__Exercise prompt__.
Copy the lines below as they are; omit the images they contain.

Excerpt from a dataset:

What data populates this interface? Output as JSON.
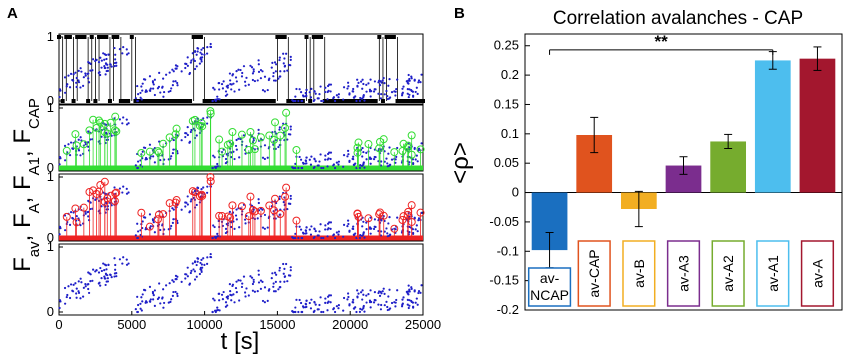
{
  "panel_a": {
    "letter": "A",
    "xlabel": "t [s]",
    "ylabel": {
      "parts": [
        {
          "main": "F",
          "sub": "av"
        },
        {
          "main": ", F",
          "sub": "A"
        },
        {
          "main": ", F",
          "sub": "A1"
        },
        {
          "main": ",  F",
          "sub": "CAP"
        }
      ]
    },
    "x_ticks": [
      "0",
      "5000",
      "10000",
      "15000",
      "20000",
      "25000"
    ],
    "y_ticks": [
      "0",
      "1"
    ],
    "colors": {
      "cap": "#000000",
      "av": "#1f1fc8",
      "a1": "#33dd33",
      "a": "#ee2222"
    }
  },
  "panel_b": {
    "letter": "B",
    "title": "Correlation avalanches - CAP",
    "ylabel": "<ρ>",
    "significance": "**",
    "y_ticks": [
      "0.25",
      "0.2",
      "0.15",
      "0.1",
      "0.05",
      "0",
      "-0.05",
      "-0.1",
      "-0.15",
      "-0.2"
    ]
  },
  "chart_data": [
    {
      "type": "scatter",
      "panel": "A",
      "xlabel": "t [s]",
      "xlim": [
        0,
        25000
      ],
      "subplots": [
        {
          "series": [
            "F_CAP (binary, black)",
            "F_av (blue dots)"
          ],
          "ylim": [
            0,
            1
          ],
          "cap_on_intervals": [
            [
              0,
              5000
            ],
            [
              9000,
              10000
            ],
            [
              14500,
              15500
            ],
            [
              17000,
              18000
            ],
            [
              22000,
              23000
            ]
          ],
          "av_segments": [
            [
              0,
              4800,
              0.1,
              0.75
            ],
            [
              5200,
              7000,
              0.05,
              0.3
            ],
            [
              7000,
              10500,
              0.1,
              0.8
            ],
            [
              10500,
              14000,
              0.05,
              0.5
            ],
            [
              14000,
              16000,
              0.2,
              0.7
            ],
            [
              16000,
              25000,
              0.02,
              0.25
            ]
          ]
        },
        {
          "series": [
            "F_A1 (green stems)",
            "F_av (blue dots)"
          ],
          "ylim": [
            0,
            1
          ]
        },
        {
          "series": [
            "F_A (red stems)",
            "F_av (blue dots)"
          ],
          "ylim": [
            0,
            1
          ]
        },
        {
          "series": [
            "F_av (blue dots)"
          ],
          "ylim": [
            0,
            1
          ]
        }
      ]
    },
    {
      "type": "bar",
      "panel": "B",
      "title": "Correlation avalanches - CAP",
      "ylabel": "<ρ>",
      "ylim": [
        -0.2,
        0.27
      ],
      "categories": [
        "av-NCAP",
        "av-CAP",
        "av-B",
        "av-A3",
        "av-A2",
        "av-A1",
        "av-A"
      ],
      "category_label_lines": [
        [
          "av-",
          "NCAP"
        ],
        [
          "av-CAP"
        ],
        [
          "av-B"
        ],
        [
          "av-A3"
        ],
        [
          "av-A2"
        ],
        [
          "av-A1"
        ],
        [
          "av-A"
        ]
      ],
      "values": [
        -0.098,
        0.098,
        -0.028,
        0.046,
        0.087,
        0.225,
        0.228
      ],
      "errors": [
        0.03,
        0.03,
        0.03,
        0.015,
        0.012,
        0.015,
        0.02
      ],
      "colors": [
        "#1a6fc0",
        "#e0531e",
        "#f2ae22",
        "#7b2d8e",
        "#76ac2e",
        "#4dbeee",
        "#a3172e"
      ],
      "significance": {
        "label": "**",
        "between": [
          "av-NCAP",
          "av-A1"
        ],
        "y": 0.243
      }
    }
  ]
}
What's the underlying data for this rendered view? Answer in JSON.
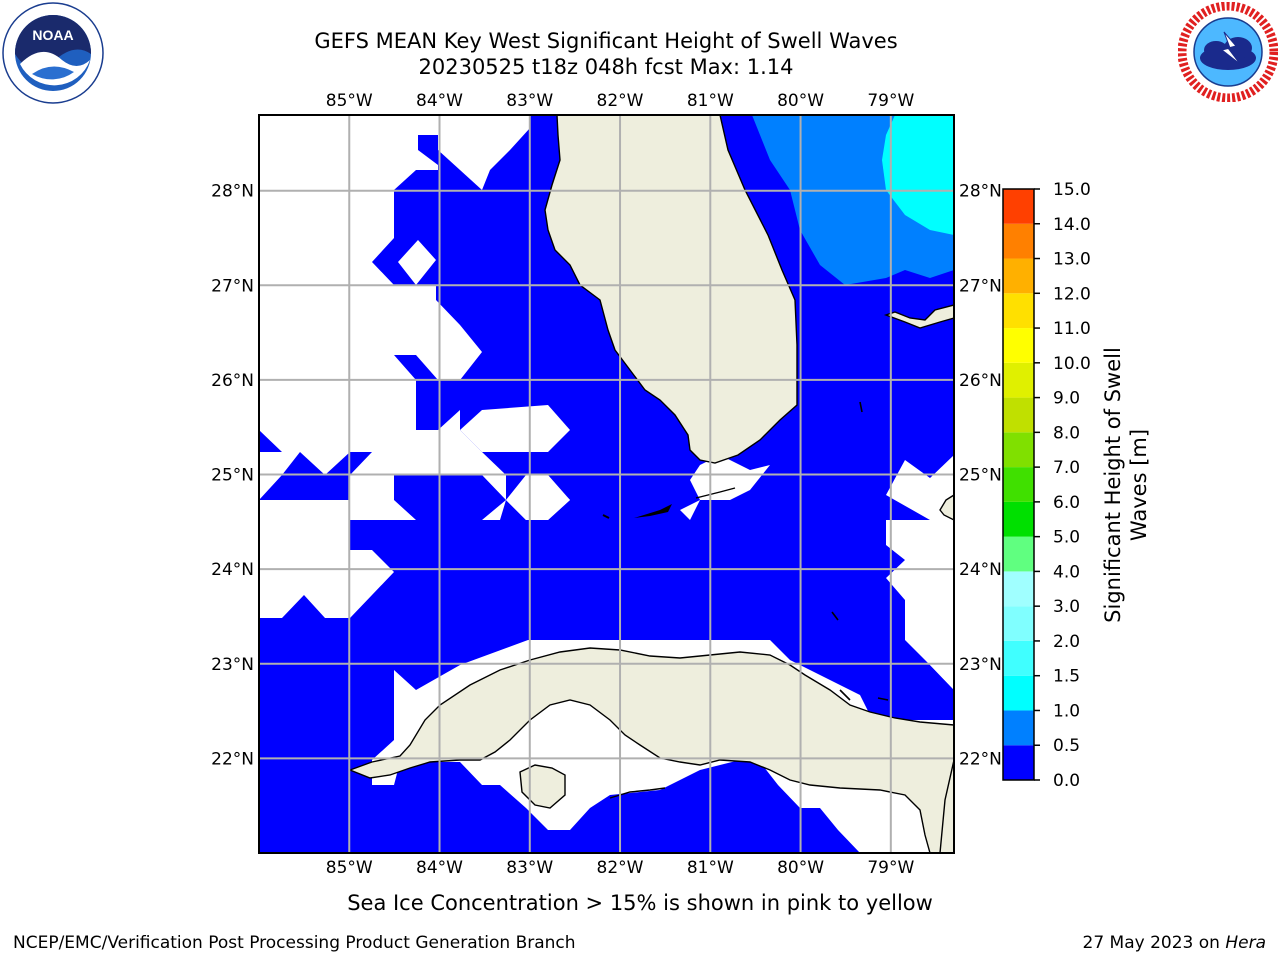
{
  "header": {
    "title_line1": "GEFS MEAN Key West Significant Height of Swell Waves",
    "title_line2": "20230525 t18z 048h fcst   Max: 1.14"
  },
  "logos": {
    "left": {
      "name": "noaa-logo",
      "text": "NOAA",
      "ring_text": "NATIONAL OCEANIC AND ATMOSPHERIC ADMINISTRATION · U.S. DEPARTMENT OF COMMERCE"
    },
    "right": {
      "name": "nws-logo",
      "ring_text": "NATIONAL WEATHER SERVICE"
    }
  },
  "map": {
    "lon_labels": [
      "85°W",
      "84°W",
      "83°W",
      "82°W",
      "81°W",
      "80°W",
      "79°W"
    ],
    "lat_labels": [
      "28°N",
      "27°N",
      "26°N",
      "25°N",
      "24°N",
      "23°N",
      "22°N"
    ],
    "lon_range": [
      -86,
      -78.3
    ],
    "lat_range": [
      21,
      28.8
    ],
    "grid": true,
    "colors": {
      "land": "#eeeedd",
      "ocean_low": "#0000ff",
      "ocean_mid": "#0080ff",
      "ocean_high": "#00ffff",
      "no_data": "#ffffff",
      "grid": "#b0b0b0"
    }
  },
  "colorbar": {
    "label": "Significant Height of Swell Waves [m]",
    "ticks": [
      "0.0",
      "0.5",
      "1.0",
      "1.5",
      "2.0",
      "3.0",
      "4.0",
      "5.0",
      "6.0",
      "7.0",
      "8.0",
      "9.0",
      "10.0",
      "11.0",
      "12.0",
      "13.0",
      "14.0",
      "15.0"
    ],
    "colors": [
      "#0000ff",
      "#0080ff",
      "#00ffff",
      "#40ffff",
      "#80ffff",
      "#a0ffff",
      "#60ff80",
      "#00e000",
      "#40e000",
      "#80e000",
      "#c0e000",
      "#e0f000",
      "#ffff00",
      "#ffe000",
      "#ffb000",
      "#ff8000",
      "#ff4000",
      "#ff0000"
    ]
  },
  "note": "Sea Ice Concentration > 15% is shown in pink to yellow",
  "footer": {
    "left": "NCEP/EMC/Verification Post Processing Product Generation Branch",
    "right_date": "27 May 2023 on",
    "right_host": "Hera"
  }
}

__Exercise solution__.
What data populates this interface? Output as JSON.
{
  "panel_a": {
    "letter": "A",
    "xlabel": "t [s]",
    "ylabel": {
      "parts": [
        {
          "main": "F",
          "sub": "av"
        },
        {
          "main": ", F",
          "sub": "A"
        },
        {
          "main": ", F",
          "sub": "A1"
        },
        {
          "main": ",  F",
          "sub": "CAP"
        }
      ]
    },
    "x_ticks": [
      "0",
      "5000",
      "10000",
      "15000",
      "20000",
      "25000"
    ],
    "y_ticks": [
      "0",
      "1"
    ],
    "colors": {
      "cap": "#000000",
      "av": "#1f1fc8",
      "a1": "#33dd33",
      "a": "#ee2222"
    }
  },
  "panel_b": {
    "letter": "B",
    "title": "Correlation avalanches - CAP",
    "ylabel": "<ρ>",
    "significance": "**",
    "y_ticks": [
      "0.25",
      "0.2",
      "0.15",
      "0.1",
      "0.05",
      "0",
      "-0.05",
      "-0.1",
      "-0.15",
      "-0.2"
    ]
  },
  "chart_data": [
    {
      "type": "scatter",
      "panel": "A",
      "xlabel": "t [s]",
      "xlim": [
        0,
        25000
      ],
      "subplots": [
        {
          "series": [
            "F_CAP (binary, black)",
            "F_av (blue dots)"
          ],
          "ylim": [
            0,
            1
          ],
          "cap_on_intervals": [
            [
              0,
              5000
            ],
            [
              9000,
              10000
            ],
            [
              14500,
              15500
            ],
            [
              17000,
              18000
            ],
            [
              22000,
              23000
            ]
          ],
          "av_segments": [
            [
              0,
              4800,
              0.1,
              0.75
            ],
            [
              5200,
              7000,
              0.05,
              0.3
            ],
            [
              7000,
              10500,
              0.1,
              0.8
            ],
            [
              10500,
              14000,
              0.05,
              0.5
            ],
            [
              14000,
              16000,
              0.2,
              0.7
            ],
            [
              16000,
              25000,
              0.02,
              0.25
            ]
          ]
        },
        {
          "series": [
            "F_A1 (green stems)",
            "F_av (blue dots)"
          ],
          "ylim": [
            0,
            1
          ]
        },
        {
          "series": [
            "F_A (red stems)",
            "F_av (blue dots)"
          ],
          "ylim": [
            0,
            1
          ]
        },
        {
          "series": [
            "F_av (blue dots)"
          ],
          "ylim": [
            0,
            1
          ]
        }
      ]
    },
    {
      "type": "bar",
      "panel": "B",
      "title": "Correlation avalanches - CAP",
      "ylabel": "<ρ>",
      "ylim": [
        -0.2,
        0.27
      ],
      "categories": [
        "av-NCAP",
        "av-CAP",
        "av-B",
        "av-A3",
        "av-A2",
        "av-A1",
        "av-A"
      ],
      "category_label_lines": [
        [
          "av-",
          "NCAP"
        ],
        [
          "av-CAP"
        ],
        [
          "av-B"
        ],
        [
          "av-A3"
        ],
        [
          "av-A2"
        ],
        [
          "av-A1"
        ],
        [
          "av-A"
        ]
      ],
      "values": [
        -0.098,
        0.098,
        -0.028,
        0.046,
        0.087,
        0.225,
        0.228
      ],
      "errors": [
        0.03,
        0.03,
        0.03,
        0.015,
        0.012,
        0.015,
        0.02
      ],
      "colors": [
        "#1a6fc0",
        "#e0531e",
        "#f2ae22",
        "#7b2d8e",
        "#76ac2e",
        "#4dbeee",
        "#a3172e"
      ],
      "significance": {
        "label": "**",
        "between": [
          "av-NCAP",
          "av-A1"
        ],
        "y": 0.243
      }
    }
  ]
}
What's the underlying data for this rendered view? Answer in JSON.
{
  "header": {
    "title_line1": "GEFS MEAN Key West Significant Height of Swell Waves",
    "title_line2": "20230525 t18z 048h fcst   Max: 1.14"
  },
  "logos": {
    "left": {
      "name": "noaa-logo",
      "text": "NOAA",
      "ring_text": "NATIONAL OCEANIC AND ATMOSPHERIC ADMINISTRATION · U.S. DEPARTMENT OF COMMERCE"
    },
    "right": {
      "name": "nws-logo",
      "ring_text": "NATIONAL WEATHER SERVICE"
    }
  },
  "map": {
    "lon_labels": [
      "85°W",
      "84°W",
      "83°W",
      "82°W",
      "81°W",
      "80°W",
      "79°W"
    ],
    "lat_labels": [
      "28°N",
      "27°N",
      "26°N",
      "25°N",
      "24°N",
      "23°N",
      "22°N"
    ],
    "lon_range": [
      -86,
      -78.3
    ],
    "lat_range": [
      21,
      28.8
    ],
    "grid": true,
    "colors": {
      "land": "#eeeedd",
      "ocean_low": "#0000ff",
      "ocean_mid": "#0080ff",
      "ocean_high": "#00ffff",
      "no_data": "#ffffff",
      "grid": "#b0b0b0"
    }
  },
  "colorbar": {
    "label": "Significant Height of Swell Waves [m]",
    "ticks": [
      "0.0",
      "0.5",
      "1.0",
      "1.5",
      "2.0",
      "3.0",
      "4.0",
      "5.0",
      "6.0",
      "7.0",
      "8.0",
      "9.0",
      "10.0",
      "11.0",
      "12.0",
      "13.0",
      "14.0",
      "15.0"
    ],
    "colors": [
      "#0000ff",
      "#0080ff",
      "#00ffff",
      "#40ffff",
      "#80ffff",
      "#a0ffff",
      "#60ff80",
      "#00e000",
      "#40e000",
      "#80e000",
      "#c0e000",
      "#e0f000",
      "#ffff00",
      "#ffe000",
      "#ffb000",
      "#ff8000",
      "#ff4000",
      "#ff0000"
    ]
  },
  "note": "Sea Ice Concentration > 15% is shown in pink to yellow",
  "footer": {
    "left": "NCEP/EMC/Verification Post Processing Product Generation Branch",
    "right_date": "27 May 2023 on",
    "right_host": "Hera"
  }
}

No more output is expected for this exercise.